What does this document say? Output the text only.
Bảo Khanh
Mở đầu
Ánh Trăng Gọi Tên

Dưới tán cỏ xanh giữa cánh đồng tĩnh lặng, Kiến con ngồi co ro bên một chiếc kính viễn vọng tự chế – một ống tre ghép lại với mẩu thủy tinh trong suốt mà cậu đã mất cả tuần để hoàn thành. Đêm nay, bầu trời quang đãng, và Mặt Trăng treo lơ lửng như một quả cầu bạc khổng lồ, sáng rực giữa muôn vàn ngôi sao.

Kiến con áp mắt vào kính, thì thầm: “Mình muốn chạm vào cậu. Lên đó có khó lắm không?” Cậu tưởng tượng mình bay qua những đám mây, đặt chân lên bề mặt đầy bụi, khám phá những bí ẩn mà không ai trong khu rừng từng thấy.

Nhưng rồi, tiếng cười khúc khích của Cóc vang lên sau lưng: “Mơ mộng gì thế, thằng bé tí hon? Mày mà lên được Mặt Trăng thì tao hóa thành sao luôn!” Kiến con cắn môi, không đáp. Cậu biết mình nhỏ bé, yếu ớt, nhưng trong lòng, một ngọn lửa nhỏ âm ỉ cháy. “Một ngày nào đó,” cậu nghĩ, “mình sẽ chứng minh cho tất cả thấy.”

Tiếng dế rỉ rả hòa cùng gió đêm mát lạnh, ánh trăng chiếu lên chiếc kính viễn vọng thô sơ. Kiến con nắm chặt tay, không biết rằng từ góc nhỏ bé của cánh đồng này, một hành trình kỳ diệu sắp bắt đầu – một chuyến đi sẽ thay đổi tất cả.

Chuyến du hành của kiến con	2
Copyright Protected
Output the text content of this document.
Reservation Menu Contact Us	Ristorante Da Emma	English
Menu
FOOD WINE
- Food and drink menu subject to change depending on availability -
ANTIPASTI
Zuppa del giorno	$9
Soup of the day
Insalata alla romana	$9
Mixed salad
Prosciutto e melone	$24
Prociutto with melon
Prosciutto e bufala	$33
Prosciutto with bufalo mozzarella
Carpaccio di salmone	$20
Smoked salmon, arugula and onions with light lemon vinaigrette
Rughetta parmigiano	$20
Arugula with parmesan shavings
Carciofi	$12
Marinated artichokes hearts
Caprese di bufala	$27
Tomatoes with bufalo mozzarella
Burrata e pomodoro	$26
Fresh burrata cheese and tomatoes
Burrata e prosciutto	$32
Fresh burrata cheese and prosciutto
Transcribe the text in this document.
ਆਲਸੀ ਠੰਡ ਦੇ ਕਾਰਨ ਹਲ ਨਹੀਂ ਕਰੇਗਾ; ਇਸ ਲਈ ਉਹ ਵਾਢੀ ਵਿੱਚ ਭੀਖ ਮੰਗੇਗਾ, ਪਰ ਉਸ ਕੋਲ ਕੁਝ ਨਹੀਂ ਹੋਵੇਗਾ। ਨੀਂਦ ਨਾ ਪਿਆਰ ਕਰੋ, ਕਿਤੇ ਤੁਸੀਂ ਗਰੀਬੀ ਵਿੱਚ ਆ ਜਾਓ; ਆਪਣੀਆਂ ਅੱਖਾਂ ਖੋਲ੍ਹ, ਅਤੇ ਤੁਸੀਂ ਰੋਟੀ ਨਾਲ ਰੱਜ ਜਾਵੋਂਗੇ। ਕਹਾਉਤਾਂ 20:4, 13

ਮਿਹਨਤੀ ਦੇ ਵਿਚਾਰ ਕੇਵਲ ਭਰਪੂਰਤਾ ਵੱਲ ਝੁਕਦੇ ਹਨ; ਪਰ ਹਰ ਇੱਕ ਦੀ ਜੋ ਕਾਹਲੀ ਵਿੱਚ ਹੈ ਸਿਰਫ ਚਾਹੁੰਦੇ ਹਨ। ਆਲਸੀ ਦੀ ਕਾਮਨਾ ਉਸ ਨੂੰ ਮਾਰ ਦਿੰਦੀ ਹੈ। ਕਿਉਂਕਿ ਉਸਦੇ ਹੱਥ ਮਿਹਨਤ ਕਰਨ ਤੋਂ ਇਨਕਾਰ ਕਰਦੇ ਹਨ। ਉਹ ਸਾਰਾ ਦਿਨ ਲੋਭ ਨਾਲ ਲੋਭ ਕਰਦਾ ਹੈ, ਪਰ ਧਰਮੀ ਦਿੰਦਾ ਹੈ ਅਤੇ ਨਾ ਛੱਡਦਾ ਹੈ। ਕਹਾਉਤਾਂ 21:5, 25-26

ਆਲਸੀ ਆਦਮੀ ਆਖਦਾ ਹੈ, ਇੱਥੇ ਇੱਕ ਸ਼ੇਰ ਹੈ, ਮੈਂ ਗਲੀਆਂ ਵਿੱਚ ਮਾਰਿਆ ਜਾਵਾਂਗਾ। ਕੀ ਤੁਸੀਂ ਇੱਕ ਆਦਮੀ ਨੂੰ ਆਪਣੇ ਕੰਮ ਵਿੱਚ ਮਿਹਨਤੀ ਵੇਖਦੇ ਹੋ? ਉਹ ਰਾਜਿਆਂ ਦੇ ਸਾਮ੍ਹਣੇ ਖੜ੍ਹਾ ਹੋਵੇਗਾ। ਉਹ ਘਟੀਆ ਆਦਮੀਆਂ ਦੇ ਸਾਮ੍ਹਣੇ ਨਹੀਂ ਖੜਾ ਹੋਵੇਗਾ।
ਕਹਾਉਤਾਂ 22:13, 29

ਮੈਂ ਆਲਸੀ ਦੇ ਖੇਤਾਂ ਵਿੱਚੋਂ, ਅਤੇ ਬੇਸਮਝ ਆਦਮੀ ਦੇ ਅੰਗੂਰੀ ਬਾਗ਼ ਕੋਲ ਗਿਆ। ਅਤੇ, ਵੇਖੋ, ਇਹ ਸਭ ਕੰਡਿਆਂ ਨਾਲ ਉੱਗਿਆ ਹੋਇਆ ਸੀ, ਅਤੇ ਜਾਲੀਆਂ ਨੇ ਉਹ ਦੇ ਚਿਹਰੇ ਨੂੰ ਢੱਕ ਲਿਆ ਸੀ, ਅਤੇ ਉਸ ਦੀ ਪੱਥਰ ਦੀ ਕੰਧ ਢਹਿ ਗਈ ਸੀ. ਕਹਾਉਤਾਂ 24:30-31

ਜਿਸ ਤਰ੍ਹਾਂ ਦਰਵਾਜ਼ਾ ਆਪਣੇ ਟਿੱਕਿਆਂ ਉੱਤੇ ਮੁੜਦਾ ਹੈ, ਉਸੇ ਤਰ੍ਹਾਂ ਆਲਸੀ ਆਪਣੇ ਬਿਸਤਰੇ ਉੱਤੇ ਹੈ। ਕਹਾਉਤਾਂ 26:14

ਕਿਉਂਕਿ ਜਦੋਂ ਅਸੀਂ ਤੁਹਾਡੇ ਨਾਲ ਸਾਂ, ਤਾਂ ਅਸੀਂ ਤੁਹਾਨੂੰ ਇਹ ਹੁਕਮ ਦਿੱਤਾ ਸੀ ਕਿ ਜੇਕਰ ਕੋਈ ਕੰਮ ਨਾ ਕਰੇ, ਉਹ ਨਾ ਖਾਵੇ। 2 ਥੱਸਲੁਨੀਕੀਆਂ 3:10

§ §

Task instructions: Which lines in the listing above hold the word "this"? Show each of them.

Answer for the task:
What does this document say? Output the text only.
Output the text content of this document.
Transcribe the text in this document.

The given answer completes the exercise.